▶ Exercise objective
Examine the material below and count the lines that hold the word "JSON". Report only the number.

▶ Available data
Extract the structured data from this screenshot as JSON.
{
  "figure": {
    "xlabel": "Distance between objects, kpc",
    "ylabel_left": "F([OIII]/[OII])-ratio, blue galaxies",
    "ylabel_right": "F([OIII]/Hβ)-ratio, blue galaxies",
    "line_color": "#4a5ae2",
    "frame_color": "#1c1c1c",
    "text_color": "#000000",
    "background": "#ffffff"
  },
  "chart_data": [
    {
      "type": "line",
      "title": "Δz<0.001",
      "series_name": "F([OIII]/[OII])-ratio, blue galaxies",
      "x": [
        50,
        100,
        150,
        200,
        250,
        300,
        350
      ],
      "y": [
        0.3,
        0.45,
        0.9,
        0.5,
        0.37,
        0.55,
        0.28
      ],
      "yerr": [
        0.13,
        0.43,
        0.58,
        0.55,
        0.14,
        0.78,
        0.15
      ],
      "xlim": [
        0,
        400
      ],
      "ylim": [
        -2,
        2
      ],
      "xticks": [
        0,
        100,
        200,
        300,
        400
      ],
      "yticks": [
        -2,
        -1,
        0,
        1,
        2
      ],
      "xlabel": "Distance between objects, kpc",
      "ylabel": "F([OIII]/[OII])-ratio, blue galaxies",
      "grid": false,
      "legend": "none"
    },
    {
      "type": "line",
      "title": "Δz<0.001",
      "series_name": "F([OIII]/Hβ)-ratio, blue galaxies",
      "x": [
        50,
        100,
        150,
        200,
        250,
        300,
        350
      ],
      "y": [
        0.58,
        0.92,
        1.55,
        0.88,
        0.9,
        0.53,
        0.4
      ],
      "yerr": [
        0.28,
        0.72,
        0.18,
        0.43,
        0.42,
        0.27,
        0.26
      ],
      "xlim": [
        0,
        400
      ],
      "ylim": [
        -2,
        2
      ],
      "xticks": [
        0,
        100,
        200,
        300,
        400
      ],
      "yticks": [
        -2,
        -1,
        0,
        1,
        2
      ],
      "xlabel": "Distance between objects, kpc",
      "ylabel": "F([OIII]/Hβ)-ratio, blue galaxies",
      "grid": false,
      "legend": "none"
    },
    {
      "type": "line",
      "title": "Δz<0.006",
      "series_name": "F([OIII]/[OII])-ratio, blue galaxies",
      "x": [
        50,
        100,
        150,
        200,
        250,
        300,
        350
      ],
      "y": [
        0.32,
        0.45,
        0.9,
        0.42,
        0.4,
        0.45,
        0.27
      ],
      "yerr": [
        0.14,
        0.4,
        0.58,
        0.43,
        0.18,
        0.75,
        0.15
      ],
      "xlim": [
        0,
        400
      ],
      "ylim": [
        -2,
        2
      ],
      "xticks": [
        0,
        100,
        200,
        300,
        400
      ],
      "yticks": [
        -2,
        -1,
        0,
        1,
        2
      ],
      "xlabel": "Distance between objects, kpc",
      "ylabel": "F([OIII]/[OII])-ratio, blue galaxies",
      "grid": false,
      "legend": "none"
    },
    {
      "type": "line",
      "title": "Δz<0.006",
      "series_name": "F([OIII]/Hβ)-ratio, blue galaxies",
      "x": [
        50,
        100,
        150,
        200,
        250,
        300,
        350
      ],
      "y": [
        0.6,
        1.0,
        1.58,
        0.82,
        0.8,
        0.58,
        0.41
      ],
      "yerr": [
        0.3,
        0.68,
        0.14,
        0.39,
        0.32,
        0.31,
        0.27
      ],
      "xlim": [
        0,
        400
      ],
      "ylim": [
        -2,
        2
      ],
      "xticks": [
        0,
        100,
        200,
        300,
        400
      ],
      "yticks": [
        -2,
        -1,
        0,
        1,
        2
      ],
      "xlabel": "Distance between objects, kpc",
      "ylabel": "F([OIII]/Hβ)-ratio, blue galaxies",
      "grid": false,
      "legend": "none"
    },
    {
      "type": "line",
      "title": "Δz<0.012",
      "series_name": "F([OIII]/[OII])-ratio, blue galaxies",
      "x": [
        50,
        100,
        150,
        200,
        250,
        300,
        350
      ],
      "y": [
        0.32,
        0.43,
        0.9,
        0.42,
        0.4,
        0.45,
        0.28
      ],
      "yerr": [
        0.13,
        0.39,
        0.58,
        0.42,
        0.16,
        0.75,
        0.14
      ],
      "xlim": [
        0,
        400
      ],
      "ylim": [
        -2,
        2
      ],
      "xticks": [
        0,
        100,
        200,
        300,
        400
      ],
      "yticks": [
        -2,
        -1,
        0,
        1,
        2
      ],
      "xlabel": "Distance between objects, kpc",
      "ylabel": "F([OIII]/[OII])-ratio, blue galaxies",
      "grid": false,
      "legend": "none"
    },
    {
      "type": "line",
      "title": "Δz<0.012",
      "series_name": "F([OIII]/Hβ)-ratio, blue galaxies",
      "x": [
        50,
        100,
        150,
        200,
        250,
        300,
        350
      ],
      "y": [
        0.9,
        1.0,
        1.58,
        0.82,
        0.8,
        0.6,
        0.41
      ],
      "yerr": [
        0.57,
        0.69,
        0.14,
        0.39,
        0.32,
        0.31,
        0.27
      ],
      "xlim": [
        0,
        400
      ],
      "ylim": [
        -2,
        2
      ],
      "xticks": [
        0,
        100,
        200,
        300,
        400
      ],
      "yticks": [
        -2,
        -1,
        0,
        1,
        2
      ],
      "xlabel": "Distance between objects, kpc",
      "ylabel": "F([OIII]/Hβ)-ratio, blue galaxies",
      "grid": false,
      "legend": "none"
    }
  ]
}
--
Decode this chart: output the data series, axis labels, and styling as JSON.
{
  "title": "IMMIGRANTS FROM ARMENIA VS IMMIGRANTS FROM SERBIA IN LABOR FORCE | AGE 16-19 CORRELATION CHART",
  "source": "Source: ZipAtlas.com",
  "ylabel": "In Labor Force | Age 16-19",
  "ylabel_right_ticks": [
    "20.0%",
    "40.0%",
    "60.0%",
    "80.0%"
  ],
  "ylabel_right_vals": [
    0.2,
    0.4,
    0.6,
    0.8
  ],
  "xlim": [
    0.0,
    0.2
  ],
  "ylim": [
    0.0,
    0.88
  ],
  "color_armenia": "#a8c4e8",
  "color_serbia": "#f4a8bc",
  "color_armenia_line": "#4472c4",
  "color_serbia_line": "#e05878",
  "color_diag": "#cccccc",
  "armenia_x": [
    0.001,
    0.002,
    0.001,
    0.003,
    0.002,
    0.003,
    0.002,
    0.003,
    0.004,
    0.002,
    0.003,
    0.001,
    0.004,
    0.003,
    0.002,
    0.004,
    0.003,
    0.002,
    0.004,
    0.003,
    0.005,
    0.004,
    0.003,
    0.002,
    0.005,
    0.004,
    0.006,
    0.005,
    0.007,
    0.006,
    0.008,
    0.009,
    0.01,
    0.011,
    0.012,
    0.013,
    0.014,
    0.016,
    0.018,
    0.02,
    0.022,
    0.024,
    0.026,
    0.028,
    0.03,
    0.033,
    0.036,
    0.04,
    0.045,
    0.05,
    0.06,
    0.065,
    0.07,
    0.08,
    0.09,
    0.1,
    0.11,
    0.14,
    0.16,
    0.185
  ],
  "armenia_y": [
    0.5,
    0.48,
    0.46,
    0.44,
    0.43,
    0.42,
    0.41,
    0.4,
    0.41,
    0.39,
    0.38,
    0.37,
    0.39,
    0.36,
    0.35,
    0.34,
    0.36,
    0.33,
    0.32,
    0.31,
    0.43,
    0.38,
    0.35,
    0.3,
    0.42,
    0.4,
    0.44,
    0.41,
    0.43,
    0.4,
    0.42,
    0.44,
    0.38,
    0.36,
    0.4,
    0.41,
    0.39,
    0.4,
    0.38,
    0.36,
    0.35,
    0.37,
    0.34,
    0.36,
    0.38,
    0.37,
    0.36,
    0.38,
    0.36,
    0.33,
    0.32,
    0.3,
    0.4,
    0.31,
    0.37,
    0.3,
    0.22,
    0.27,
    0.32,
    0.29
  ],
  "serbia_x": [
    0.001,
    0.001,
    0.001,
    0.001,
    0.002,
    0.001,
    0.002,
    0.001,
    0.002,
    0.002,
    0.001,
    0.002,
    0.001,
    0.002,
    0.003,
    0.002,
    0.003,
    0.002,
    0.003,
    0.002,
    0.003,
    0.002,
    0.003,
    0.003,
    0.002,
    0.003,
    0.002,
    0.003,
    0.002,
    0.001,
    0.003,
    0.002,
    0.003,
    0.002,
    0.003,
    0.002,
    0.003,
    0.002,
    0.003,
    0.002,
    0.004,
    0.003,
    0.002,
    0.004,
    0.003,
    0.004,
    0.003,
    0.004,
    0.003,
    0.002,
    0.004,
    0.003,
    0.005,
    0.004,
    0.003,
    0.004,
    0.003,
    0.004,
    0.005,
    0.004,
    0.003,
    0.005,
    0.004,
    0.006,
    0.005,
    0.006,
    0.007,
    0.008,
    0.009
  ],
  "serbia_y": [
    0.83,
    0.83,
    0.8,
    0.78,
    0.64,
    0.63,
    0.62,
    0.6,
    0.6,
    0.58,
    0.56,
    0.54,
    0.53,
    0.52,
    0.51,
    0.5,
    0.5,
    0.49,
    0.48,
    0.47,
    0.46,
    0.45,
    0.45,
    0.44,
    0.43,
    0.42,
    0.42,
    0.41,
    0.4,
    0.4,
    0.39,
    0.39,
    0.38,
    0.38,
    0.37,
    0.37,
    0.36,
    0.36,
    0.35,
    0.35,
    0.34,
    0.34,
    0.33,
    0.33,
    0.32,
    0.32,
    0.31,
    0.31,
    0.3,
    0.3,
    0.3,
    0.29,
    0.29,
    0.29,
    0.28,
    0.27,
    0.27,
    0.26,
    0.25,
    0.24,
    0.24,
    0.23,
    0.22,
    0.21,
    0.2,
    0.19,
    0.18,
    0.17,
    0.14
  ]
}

▶ Response to the task
2